_Problem requirements_
Retype every line of the items below precisely as it appears, omitting the pictures.

_The input_
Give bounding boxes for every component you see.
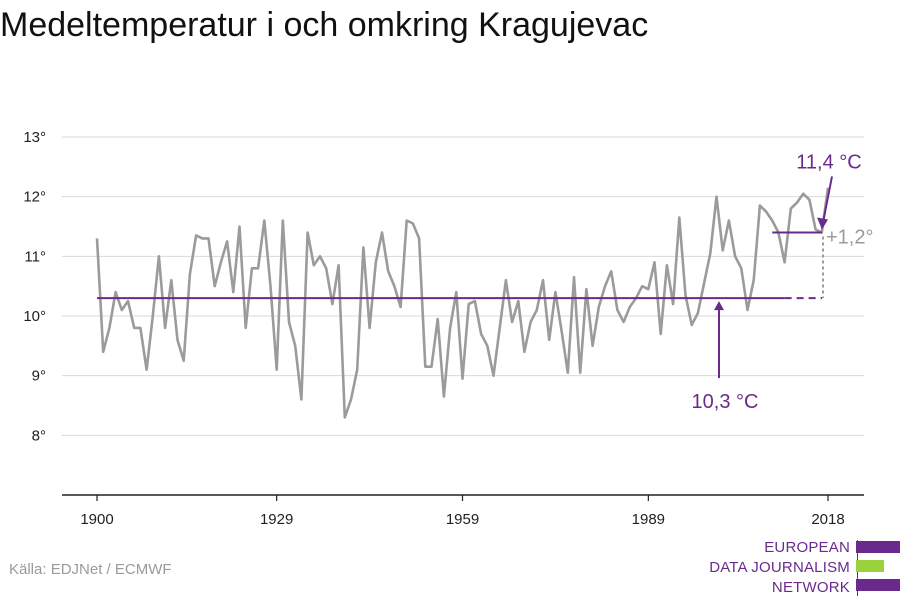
y-tick-label-11: 11° [24,248,46,265]
recent-arrow-shaft [822,176,833,223]
chart-title: Medeltemperatur i och omkring Kragujevac [0,6,649,44]
logo-bar-purple-bottom [856,579,900,591]
y-tick-label-12: 12° [23,189,46,206]
x-tick-label-1959: 1959 [446,511,479,528]
recent-value-label: 11,4 °C [796,151,861,173]
recent-arrow-head [817,217,828,230]
y-axis-tick-labels: 8° 9° 10° 11° 12° 13° [23,129,46,444]
x-tick-label-2018: 2018 [811,511,844,528]
temperature-line [95,187,830,419]
logo-line-3: NETWORK [771,579,850,596]
x-axis: 1900 1929 1959 1989 2018 [62,494,864,528]
source-note: Källa: EDJNet / ECMWF [9,561,172,578]
y-tick-label-8: 8° [32,427,46,444]
x-tick-label-1989: 1989 [632,511,665,528]
y-tick-label-10: 10° [23,308,46,325]
x-tick-label-1929: 1929 [260,511,293,528]
baseline-value-label: 10,3 °C [692,391,759,413]
logo-bar-purple-top [856,541,900,553]
y-tick-label-9: 9° [32,368,46,385]
temperature-series [95,187,830,419]
logo-line-2: DATA JOURNALISM [709,559,850,576]
logo-text: EUROPEAN DATA JOURNALISM NETWORK [709,538,850,598]
logo-bar-green [856,560,884,572]
difference-label: +1,2° [826,226,873,248]
logo-line-1: EUROPEAN [764,539,850,556]
annotations: 10,3 °C 11,4 °C +1,2° [97,151,873,413]
y-tick-label-13: 13° [23,129,46,146]
x-tick-label-1900: 1900 [80,511,113,528]
edjnet-logo: EUROPEAN DATA JOURNALISM NETWORK [690,538,900,598]
baseline-arrow-head [714,301,724,311]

_Task answer_
Give bounding boxes for every component you see.
y-tick-label-11: 11° [24,248,46,265]
recent-arrow-shaft [822,176,833,223]
chart-title: Medeltemperatur i och omkring Kragujevac [0,6,649,44]
logo-bar-purple-bottom [856,579,900,591]
y-tick-label-12: 12° [23,189,46,206]
x-tick-label-1959: 1959 [446,511,479,528]
recent-value-label: 11,4 °C [796,151,861,173]
recent-arrow-head [817,217,828,230]
y-axis-tick-labels: 8° 9° 10° 11° 12° 13° [23,129,46,444]
x-tick-label-2018: 2018 [811,511,844,528]
temperature-line [95,187,830,419]
logo-line-3: NETWORK [771,579,850,596]
x-axis: 1900 1929 1959 1989 2018 [62,494,864,528]
source-note: Källa: EDJNet / ECMWF [9,561,172,578]
y-tick-label-8: 8° [32,427,46,444]
x-tick-label-1989: 1989 [632,511,665,528]
y-tick-label-10: 10° [23,308,46,325]
x-tick-label-1929: 1929 [260,511,293,528]
baseline-value-label: 10,3 °C [692,391,759,413]
logo-bar-purple-top [856,541,900,553]
y-tick-label-9: 9° [32,368,46,385]
temperature-series [95,187,830,419]
logo-line-2: DATA JOURNALISM [709,559,850,576]
logo-text: EUROPEAN DATA JOURNALISM NETWORK [709,538,850,598]
logo-bar-green [856,560,884,572]
difference-label: +1,2° [826,226,873,248]
logo-line-1: EUROPEAN [764,539,850,556]
annotations: 10,3 °C 11,4 °C +1,2° [97,151,873,413]
y-tick-label-13: 13° [23,129,46,146]
x-tick-label-1900: 1900 [80,511,113,528]
edjnet-logo: EUROPEAN DATA JOURNALISM NETWORK [690,538,900,598]
baseline-arrow-head [714,301,724,311]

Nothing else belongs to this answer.